### WORK TO BE COMPLETED
Reproduce all the entries exactly and keep the pictures out.

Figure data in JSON
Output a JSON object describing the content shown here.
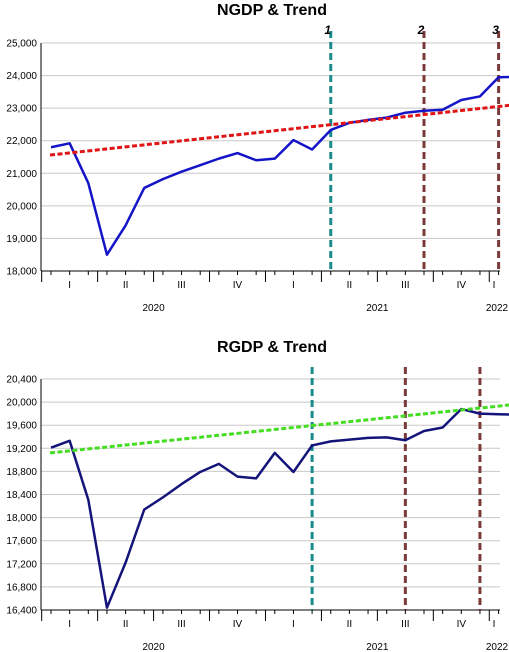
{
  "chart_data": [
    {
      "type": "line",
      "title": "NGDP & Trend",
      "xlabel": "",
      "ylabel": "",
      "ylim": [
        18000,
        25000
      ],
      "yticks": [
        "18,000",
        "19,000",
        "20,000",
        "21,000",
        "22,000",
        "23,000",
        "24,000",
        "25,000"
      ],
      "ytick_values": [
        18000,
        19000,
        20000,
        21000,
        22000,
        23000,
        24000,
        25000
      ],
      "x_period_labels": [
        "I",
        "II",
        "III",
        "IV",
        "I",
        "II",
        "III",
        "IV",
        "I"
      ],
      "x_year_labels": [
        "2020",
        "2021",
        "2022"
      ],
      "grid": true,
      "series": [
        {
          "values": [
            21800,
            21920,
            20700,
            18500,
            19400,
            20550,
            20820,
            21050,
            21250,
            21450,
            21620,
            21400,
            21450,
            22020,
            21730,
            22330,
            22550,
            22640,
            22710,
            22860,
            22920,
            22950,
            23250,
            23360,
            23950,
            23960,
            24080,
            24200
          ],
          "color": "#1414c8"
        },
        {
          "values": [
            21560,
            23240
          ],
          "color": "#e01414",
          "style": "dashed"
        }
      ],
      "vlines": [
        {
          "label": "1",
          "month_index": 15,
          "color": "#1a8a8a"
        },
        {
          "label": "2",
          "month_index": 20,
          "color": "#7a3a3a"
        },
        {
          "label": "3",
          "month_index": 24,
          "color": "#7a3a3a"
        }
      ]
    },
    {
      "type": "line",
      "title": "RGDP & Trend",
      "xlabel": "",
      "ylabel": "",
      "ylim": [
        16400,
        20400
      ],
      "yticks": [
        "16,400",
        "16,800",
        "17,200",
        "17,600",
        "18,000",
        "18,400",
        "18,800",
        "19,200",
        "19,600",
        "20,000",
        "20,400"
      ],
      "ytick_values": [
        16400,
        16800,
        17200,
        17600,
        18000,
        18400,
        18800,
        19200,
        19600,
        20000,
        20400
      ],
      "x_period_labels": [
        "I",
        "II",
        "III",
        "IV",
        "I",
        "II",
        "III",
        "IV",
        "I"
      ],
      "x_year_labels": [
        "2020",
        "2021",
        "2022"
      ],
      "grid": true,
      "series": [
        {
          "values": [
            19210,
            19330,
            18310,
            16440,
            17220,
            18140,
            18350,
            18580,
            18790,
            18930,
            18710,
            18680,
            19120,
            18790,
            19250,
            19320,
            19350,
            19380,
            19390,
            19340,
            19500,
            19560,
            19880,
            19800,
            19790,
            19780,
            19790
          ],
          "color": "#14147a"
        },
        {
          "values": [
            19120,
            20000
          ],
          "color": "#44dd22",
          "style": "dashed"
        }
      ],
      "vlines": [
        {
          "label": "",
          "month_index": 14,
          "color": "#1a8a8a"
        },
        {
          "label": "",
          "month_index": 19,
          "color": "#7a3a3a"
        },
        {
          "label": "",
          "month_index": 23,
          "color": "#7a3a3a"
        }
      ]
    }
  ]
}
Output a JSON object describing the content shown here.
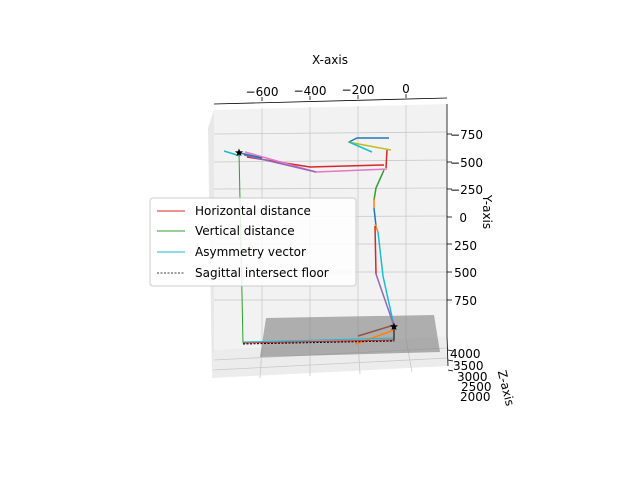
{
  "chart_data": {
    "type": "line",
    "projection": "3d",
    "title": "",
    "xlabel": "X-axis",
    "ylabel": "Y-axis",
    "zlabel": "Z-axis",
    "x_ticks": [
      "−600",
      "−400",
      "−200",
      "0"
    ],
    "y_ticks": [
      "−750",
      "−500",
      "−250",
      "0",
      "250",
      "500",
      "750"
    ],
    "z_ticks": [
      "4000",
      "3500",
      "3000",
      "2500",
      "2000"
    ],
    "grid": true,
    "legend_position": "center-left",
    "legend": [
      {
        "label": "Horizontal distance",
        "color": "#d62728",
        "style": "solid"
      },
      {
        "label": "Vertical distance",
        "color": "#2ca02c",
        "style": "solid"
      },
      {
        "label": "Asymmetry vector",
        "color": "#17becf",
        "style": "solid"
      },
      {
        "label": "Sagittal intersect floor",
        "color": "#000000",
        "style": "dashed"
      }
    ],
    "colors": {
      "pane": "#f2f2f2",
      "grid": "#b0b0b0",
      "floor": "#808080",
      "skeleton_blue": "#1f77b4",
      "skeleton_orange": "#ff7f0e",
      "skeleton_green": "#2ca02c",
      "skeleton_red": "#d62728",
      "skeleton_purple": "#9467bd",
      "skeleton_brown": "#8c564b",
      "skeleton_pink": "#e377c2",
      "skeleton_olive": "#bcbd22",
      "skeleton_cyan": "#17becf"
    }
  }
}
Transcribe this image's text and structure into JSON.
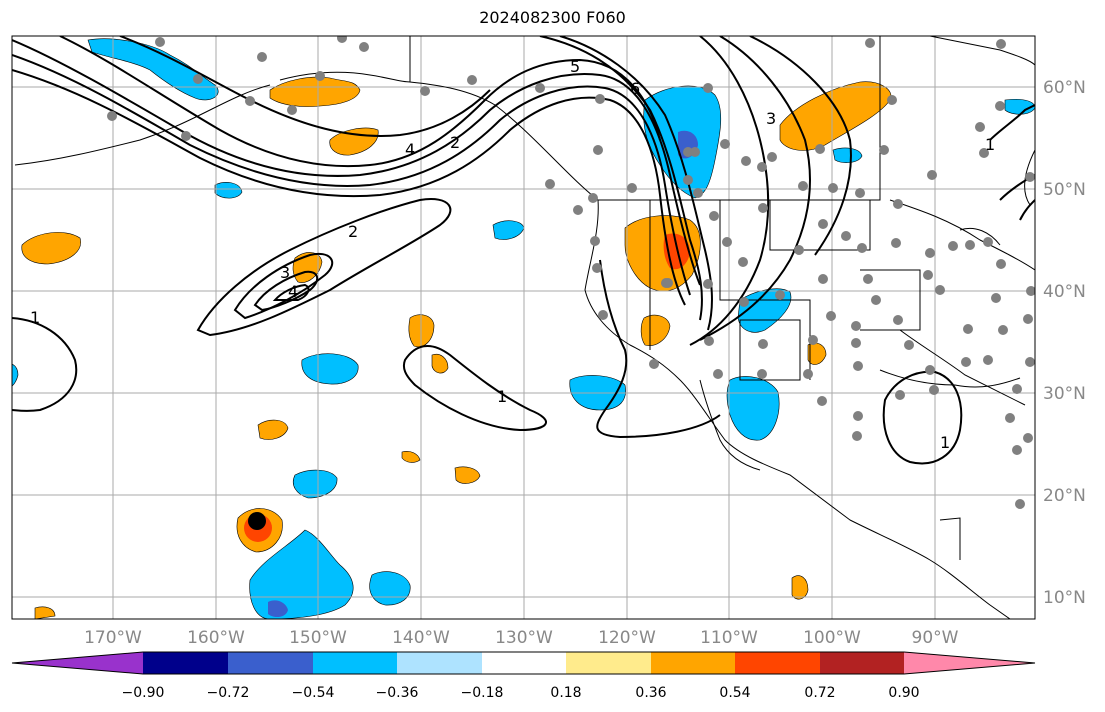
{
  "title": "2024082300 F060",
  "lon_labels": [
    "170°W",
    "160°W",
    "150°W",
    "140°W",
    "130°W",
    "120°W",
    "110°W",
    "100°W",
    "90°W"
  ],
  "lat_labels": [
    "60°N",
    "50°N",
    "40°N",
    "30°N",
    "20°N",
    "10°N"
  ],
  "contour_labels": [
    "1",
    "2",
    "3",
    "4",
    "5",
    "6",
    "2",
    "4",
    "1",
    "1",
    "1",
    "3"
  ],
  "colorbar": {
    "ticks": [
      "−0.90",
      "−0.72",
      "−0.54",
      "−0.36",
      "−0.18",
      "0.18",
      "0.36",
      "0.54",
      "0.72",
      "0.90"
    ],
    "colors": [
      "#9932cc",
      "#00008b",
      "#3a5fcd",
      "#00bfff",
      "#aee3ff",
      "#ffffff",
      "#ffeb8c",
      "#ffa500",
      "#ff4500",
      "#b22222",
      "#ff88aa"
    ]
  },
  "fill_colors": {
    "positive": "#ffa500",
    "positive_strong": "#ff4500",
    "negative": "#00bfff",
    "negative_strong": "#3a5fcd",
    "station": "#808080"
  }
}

### FINAL RESULT
Output a JSON object describing the content shown here.
{
  "chart_data": [
    {
      "type": "line",
      "title": "NGDP & Trend",
      "xlabel": "",
      "ylabel": "",
      "ylim": [
        18000,
        25000
      ],
      "yticks": [
        "18,000",
        "19,000",
        "20,000",
        "21,000",
        "22,000",
        "23,000",
        "24,000",
        "25,000"
      ],
      "ytick_values": [
        18000,
        19000,
        20000,
        21000,
        22000,
        23000,
        24000,
        25000
      ],
      "x_period_labels": [
        "I",
        "II",
        "III",
        "IV",
        "I",
        "II",
        "III",
        "IV",
        "I"
      ],
      "x_year_labels": [
        "2020",
        "2021",
        "2022"
      ],
      "grid": true,
      "series": [
        {
          "values": [
            21800,
            21920,
            20700,
            18500,
            19400,
            20550,
            20820,
            21050,
            21250,
            21450,
            21620,
            21400,
            21450,
            22020,
            21730,
            22330,
            22550,
            22640,
            22710,
            22860,
            22920,
            22950,
            23250,
            23360,
            23950,
            23960,
            24080,
            24200
          ],
          "color": "#1414c8"
        },
        {
          "values": [
            21560,
            23240
          ],
          "color": "#e01414",
          "style": "dashed"
        }
      ],
      "vlines": [
        {
          "label": "1",
          "month_index": 15,
          "color": "#1a8a8a"
        },
        {
          "label": "2",
          "month_index": 20,
          "color": "#7a3a3a"
        },
        {
          "label": "3",
          "month_index": 24,
          "color": "#7a3a3a"
        }
      ]
    },
    {
      "type": "line",
      "title": "RGDP & Trend",
      "xlabel": "",
      "ylabel": "",
      "ylim": [
        16400,
        20400
      ],
      "yticks": [
        "16,400",
        "16,800",
        "17,200",
        "17,600",
        "18,000",
        "18,400",
        "18,800",
        "19,200",
        "19,600",
        "20,000",
        "20,400"
      ],
      "ytick_values": [
        16400,
        16800,
        17200,
        17600,
        18000,
        18400,
        18800,
        19200,
        19600,
        20000,
        20400
      ],
      "x_period_labels": [
        "I",
        "II",
        "III",
        "IV",
        "I",
        "II",
        "III",
        "IV",
        "I"
      ],
      "x_year_labels": [
        "2020",
        "2021",
        "2022"
      ],
      "grid": true,
      "series": [
        {
          "values": [
            19210,
            19330,
            18310,
            16440,
            17220,
            18140,
            18350,
            18580,
            18790,
            18930,
            18710,
            18680,
            19120,
            18790,
            19250,
            19320,
            19350,
            19380,
            19390,
            19340,
            19500,
            19560,
            19880,
            19800,
            19790,
            19780,
            19790
          ],
          "color": "#14147a"
        },
        {
          "values": [
            19120,
            20000
          ],
          "color": "#44dd22",
          "style": "dashed"
        }
      ],
      "vlines": [
        {
          "label": "",
          "month_index": 14,
          "color": "#1a8a8a"
        },
        {
          "label": "",
          "month_index": 19,
          "color": "#7a3a3a"
        },
        {
          "label": "",
          "month_index": 23,
          "color": "#7a3a3a"
        }
      ]
    }
  ]
}
Output a JSON object describing the content shown here.
{
  "chart_data": {
    "type": "line",
    "projection": "3d",
    "title": "",
    "xlabel": "X-axis",
    "ylabel": "Y-axis",
    "zlabel": "Z-axis",
    "x_ticks": [
      "−600",
      "−400",
      "−200",
      "0"
    ],
    "y_ticks": [
      "−750",
      "−500",
      "−250",
      "0",
      "250",
      "500",
      "750"
    ],
    "z_ticks": [
      "4000",
      "3500",
      "3000",
      "2500",
      "2000"
    ],
    "grid": true,
    "legend_position": "center-left",
    "legend": [
      {
        "label": "Horizontal distance",
        "color": "#d62728",
        "style": "solid"
      },
      {
        "label": "Vertical distance",
        "color": "#2ca02c",
        "style": "solid"
      },
      {
        "label": "Asymmetry vector",
        "color": "#17becf",
        "style": "solid"
      },
      {
        "label": "Sagittal intersect floor",
        "color": "#000000",
        "style": "dashed"
      }
    ],
    "colors": {
      "pane": "#f2f2f2",
      "grid": "#b0b0b0",
      "floor": "#808080",
      "skeleton_blue": "#1f77b4",
      "skeleton_orange": "#ff7f0e",
      "skeleton_green": "#2ca02c",
      "skeleton_red": "#d62728",
      "skeleton_purple": "#9467bd",
      "skeleton_brown": "#8c564b",
      "skeleton_pink": "#e377c2",
      "skeleton_olive": "#bcbd22",
      "skeleton_cyan": "#17becf"
    }
  }
}
Transcribe this image's text and structure into JSON.
{
  "title": "2024082300 F060",
  "lon_labels": [
    "170°W",
    "160°W",
    "150°W",
    "140°W",
    "130°W",
    "120°W",
    "110°W",
    "100°W",
    "90°W"
  ],
  "lat_labels": [
    "60°N",
    "50°N",
    "40°N",
    "30°N",
    "20°N",
    "10°N"
  ],
  "contour_labels": [
    "1",
    "2",
    "3",
    "4",
    "5",
    "6",
    "2",
    "4",
    "1",
    "1",
    "1",
    "3"
  ],
  "colorbar": {
    "ticks": [
      "−0.90",
      "−0.72",
      "−0.54",
      "−0.36",
      "−0.18",
      "0.18",
      "0.36",
      "0.54",
      "0.72",
      "0.90"
    ],
    "colors": [
      "#9932cc",
      "#00008b",
      "#3a5fcd",
      "#00bfff",
      "#aee3ff",
      "#ffffff",
      "#ffeb8c",
      "#ffa500",
      "#ff4500",
      "#b22222",
      "#ff88aa"
    ]
  },
  "fill_colors": {
    "positive": "#ffa500",
    "positive_strong": "#ff4500",
    "negative": "#00bfff",
    "negative_strong": "#3a5fcd",
    "station": "#808080"
  }
}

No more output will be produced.